Goal:
Give every entry again, unchanged, and leave its images out.

Records that describe figures:
══════════

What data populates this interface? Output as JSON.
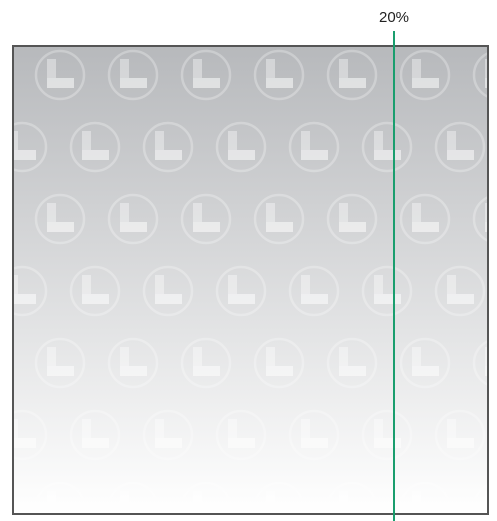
{
  "marker": {
    "label": "20%",
    "position_fraction": 0.2,
    "line_color": "#1a9e6e"
  },
  "swatch": {
    "pattern_icon": "clock-icon",
    "gradient_top_color": "#b7b9bc",
    "gradient_bottom_color": "#ffffff",
    "border_color": "#555555"
  }
}
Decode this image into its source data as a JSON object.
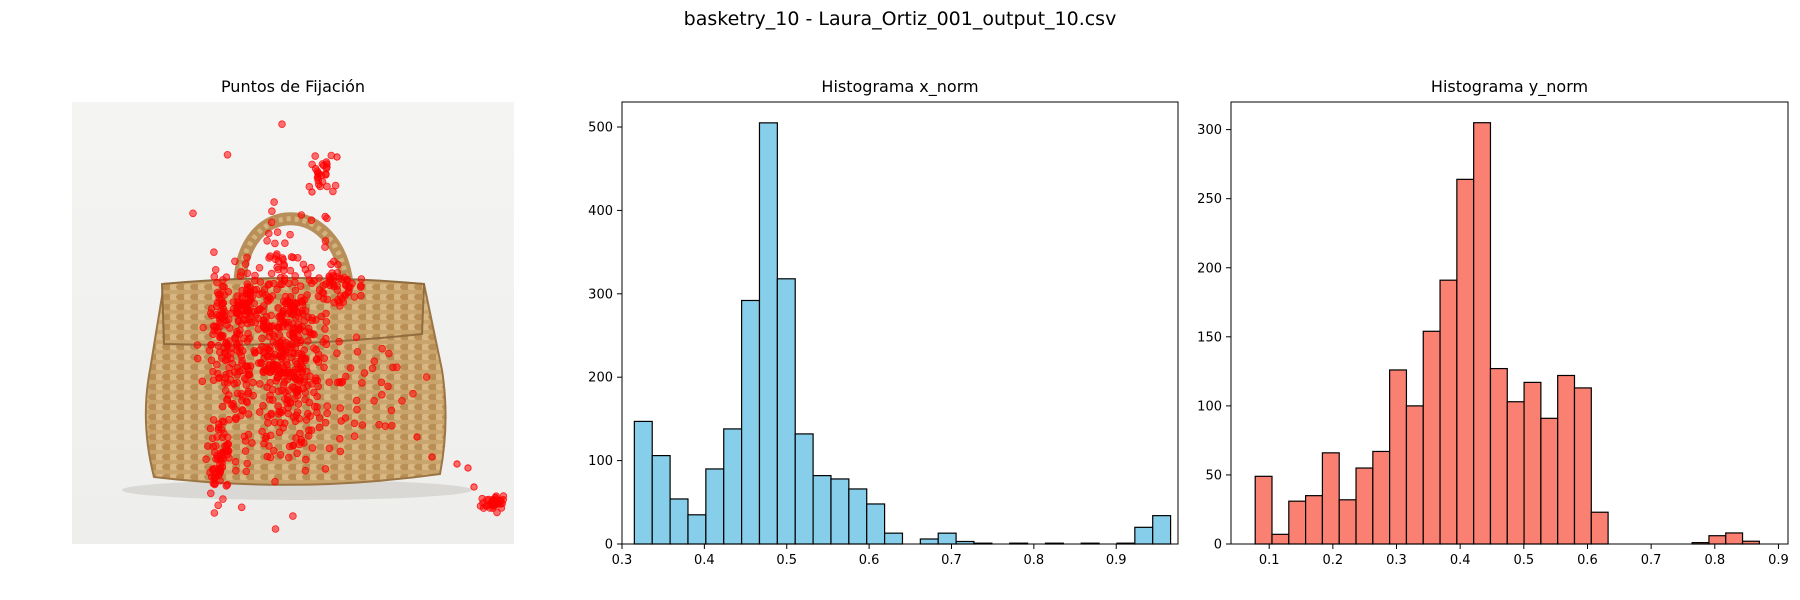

══════════

Output of the task:
What data populates this interface? Output as JSON.
{
  "marker": {
    "label": "20%",
    "position_fraction": 0.2,
    "line_color": "#1a9e6e"
  },
  "swatch": {
    "pattern_icon": "clock-icon",
    "gradient_top_color": "#b7b9bc",
    "gradient_bottom_color": "#ffffff",
    "border_color": "#555555"
  }
}
Decode this image into its source data as a JSON object.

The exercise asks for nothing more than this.